## REQUIRED WORK
Reproduce everything in the atomic free-bytes passage from "I manage some" down to "such possibilities ?".

## EXERCISE PASSAGE
━━━━

I manage some memory that is used by concurrent threads, and I have a variable
unsigned int freeBytes
When I request some memory from a task
unsigned int bytesNeeded
I must check if
bytesNeeded<=freeBytes
and if yes keep the old value of freeBytes and subtract atomically from freeBytes bytesNeeded.
Does the atomic library OR the x86 offers such possibilities ?
Use an atomic compare-and-swap operation. In pseudo-code:
do {
unsigned int n = load(freeBytes);
if (n < bytesNeeded) { return NOT_ENOUGH_MEMORY; }
unsigned int new_n = n - bytesNeeded;
} while (!compare_and_swap(&freeBytes, n, new_n));
With real C++ <atomic>
variables the actual could would look pretty similar:
#include <atomic>
// Global counter for the amount of available bytes
std::atomic<unsigned int> freeBytes; // global
// attempt to decrement the counter by bytesNeeded; returns whether
// decrementing succeeded.
bool allocate(unsigned int bytesNeeded)
{
for (unsigned int n = freeBytes.load(); ; )

━━━━

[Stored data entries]
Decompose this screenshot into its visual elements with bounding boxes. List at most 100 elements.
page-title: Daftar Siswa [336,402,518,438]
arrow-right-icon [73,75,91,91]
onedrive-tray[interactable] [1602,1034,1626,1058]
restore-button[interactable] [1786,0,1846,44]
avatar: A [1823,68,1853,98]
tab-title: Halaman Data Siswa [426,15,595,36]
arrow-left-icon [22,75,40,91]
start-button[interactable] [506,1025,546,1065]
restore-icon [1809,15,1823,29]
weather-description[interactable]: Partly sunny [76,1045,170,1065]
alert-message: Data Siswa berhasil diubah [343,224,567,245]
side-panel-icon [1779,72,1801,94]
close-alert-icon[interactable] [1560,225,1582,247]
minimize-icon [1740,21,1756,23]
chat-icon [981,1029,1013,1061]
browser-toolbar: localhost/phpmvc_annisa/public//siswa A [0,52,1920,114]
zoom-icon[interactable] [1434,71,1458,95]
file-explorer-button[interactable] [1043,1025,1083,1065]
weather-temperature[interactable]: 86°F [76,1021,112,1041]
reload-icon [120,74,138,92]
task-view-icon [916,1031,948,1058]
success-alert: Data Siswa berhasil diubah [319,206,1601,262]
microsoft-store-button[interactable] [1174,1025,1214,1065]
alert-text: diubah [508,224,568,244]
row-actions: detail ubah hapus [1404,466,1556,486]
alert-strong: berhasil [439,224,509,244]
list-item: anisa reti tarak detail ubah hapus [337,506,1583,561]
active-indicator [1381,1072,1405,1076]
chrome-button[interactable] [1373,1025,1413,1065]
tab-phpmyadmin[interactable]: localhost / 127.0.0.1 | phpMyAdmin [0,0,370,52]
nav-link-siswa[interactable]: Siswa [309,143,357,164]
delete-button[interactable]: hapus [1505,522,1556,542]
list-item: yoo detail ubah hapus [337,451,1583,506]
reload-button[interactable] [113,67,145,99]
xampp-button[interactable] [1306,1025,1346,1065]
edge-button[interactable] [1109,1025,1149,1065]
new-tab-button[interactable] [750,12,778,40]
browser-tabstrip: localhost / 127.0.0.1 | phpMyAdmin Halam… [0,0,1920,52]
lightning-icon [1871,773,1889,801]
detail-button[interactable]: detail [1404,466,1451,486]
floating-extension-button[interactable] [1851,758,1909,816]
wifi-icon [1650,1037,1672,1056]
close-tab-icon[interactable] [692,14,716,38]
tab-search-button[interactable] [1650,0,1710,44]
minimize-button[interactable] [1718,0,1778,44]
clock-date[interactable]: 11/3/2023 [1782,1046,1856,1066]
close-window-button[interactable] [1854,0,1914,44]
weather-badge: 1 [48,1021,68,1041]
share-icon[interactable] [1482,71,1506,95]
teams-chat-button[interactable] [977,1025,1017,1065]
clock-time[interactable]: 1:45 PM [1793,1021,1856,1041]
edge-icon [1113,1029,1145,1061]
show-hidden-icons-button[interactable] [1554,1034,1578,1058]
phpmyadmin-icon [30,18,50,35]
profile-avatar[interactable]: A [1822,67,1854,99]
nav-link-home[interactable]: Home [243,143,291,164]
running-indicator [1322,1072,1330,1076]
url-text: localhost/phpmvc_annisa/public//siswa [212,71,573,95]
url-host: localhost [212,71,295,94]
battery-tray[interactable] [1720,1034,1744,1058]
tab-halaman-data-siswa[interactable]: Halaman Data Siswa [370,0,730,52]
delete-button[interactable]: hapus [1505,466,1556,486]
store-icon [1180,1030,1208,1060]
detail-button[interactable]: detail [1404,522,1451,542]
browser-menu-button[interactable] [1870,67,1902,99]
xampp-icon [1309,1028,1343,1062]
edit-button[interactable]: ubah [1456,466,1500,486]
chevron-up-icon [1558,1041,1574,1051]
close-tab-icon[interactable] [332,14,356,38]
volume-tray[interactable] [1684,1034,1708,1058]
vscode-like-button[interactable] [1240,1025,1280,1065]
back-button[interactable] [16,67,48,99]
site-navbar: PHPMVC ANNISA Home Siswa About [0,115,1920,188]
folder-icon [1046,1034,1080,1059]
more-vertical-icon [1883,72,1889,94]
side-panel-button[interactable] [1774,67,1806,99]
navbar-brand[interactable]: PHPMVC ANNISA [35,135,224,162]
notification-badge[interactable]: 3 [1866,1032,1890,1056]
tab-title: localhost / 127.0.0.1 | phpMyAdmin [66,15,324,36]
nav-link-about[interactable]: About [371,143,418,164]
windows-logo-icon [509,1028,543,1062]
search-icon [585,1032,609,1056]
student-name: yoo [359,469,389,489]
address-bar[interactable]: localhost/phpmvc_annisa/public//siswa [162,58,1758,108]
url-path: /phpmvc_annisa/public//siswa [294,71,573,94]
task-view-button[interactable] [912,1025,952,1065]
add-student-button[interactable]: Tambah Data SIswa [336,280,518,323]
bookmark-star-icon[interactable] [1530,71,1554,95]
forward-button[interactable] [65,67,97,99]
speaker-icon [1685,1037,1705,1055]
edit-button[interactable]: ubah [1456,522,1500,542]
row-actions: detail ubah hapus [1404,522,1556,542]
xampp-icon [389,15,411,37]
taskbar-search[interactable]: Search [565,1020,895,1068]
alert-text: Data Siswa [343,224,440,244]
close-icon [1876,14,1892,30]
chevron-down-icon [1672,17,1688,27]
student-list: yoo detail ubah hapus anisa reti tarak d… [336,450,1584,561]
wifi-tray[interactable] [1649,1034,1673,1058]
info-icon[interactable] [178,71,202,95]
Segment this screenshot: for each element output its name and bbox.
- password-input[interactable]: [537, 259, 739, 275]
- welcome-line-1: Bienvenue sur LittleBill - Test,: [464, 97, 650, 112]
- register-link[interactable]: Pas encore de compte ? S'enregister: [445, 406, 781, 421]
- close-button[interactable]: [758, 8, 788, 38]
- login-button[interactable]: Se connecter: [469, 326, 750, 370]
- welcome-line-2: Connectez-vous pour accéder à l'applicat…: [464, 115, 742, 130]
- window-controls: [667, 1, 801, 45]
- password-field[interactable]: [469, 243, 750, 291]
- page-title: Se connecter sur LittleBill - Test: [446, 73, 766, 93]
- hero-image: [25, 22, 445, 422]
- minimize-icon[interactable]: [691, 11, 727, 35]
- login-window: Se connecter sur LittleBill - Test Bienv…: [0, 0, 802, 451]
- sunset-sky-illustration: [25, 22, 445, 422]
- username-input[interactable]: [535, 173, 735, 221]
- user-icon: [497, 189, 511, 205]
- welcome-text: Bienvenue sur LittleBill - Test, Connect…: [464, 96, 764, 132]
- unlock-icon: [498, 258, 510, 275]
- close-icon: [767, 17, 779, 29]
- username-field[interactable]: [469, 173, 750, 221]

━━━━

## YOUR RESPONSE
I manage some memory that is used by concurrent threads, and I have a variable
unsigned int freeBytes
When I request some memory from a task
unsigned int bytesNeeded
I must check if
bytesNeeded<=freeBytes
and if yes keep the old value of freeBytes and subtract atomically from freeBytes bytesNeeded.
Does the atomic library OR the x86 offers such possibilities ?